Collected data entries
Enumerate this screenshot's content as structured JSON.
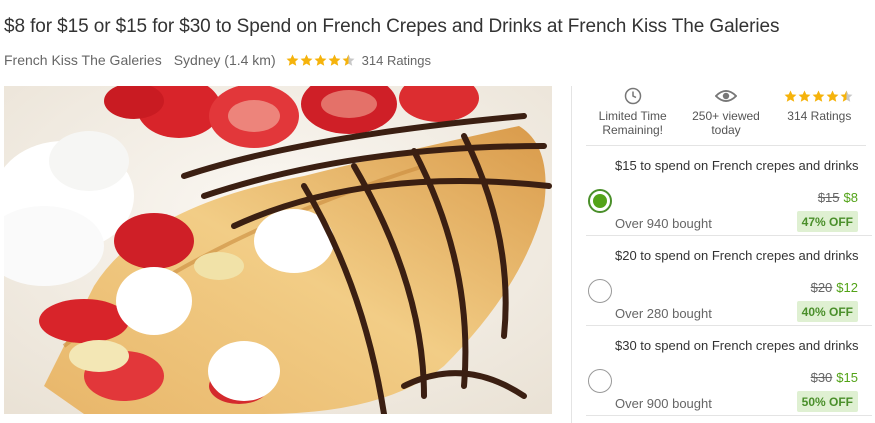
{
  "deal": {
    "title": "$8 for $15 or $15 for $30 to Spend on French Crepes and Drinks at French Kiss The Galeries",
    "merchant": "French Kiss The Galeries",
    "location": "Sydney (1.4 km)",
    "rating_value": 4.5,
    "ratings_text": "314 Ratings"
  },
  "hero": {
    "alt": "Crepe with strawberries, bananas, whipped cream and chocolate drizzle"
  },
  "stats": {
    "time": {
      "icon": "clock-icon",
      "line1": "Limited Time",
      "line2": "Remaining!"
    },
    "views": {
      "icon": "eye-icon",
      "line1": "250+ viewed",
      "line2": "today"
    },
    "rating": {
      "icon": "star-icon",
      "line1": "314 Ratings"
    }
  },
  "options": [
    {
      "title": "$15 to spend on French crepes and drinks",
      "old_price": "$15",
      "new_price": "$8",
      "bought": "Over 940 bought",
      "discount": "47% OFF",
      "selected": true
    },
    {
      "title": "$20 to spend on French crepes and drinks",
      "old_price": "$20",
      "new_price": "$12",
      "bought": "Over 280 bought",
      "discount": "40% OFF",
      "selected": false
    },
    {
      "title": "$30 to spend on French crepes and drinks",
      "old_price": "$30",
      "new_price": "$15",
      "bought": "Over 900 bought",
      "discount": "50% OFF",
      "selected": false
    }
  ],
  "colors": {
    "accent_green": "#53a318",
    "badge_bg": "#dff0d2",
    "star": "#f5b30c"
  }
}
...
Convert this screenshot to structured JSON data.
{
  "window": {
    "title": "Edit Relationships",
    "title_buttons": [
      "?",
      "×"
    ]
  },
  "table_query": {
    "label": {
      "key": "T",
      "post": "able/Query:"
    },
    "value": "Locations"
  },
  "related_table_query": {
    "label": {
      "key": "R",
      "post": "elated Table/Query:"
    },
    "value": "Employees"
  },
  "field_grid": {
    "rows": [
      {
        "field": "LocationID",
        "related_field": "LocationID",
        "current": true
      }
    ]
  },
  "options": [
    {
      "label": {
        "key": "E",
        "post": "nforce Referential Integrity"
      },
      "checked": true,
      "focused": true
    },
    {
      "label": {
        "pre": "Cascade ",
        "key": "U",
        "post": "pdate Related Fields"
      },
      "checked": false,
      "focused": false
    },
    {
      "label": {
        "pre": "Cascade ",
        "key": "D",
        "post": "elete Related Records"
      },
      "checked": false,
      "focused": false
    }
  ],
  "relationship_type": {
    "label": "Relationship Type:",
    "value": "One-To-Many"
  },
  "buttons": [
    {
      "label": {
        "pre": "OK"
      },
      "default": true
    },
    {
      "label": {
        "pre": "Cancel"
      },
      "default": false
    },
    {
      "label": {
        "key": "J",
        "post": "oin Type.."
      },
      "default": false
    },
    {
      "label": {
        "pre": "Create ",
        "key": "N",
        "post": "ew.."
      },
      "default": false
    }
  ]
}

Task to complete: Above are the records. Copy every line in them holding "icon".

Full solution:
      "icon": "clock-icon",
      "icon": "eye-icon",
      "icon": "star-icon",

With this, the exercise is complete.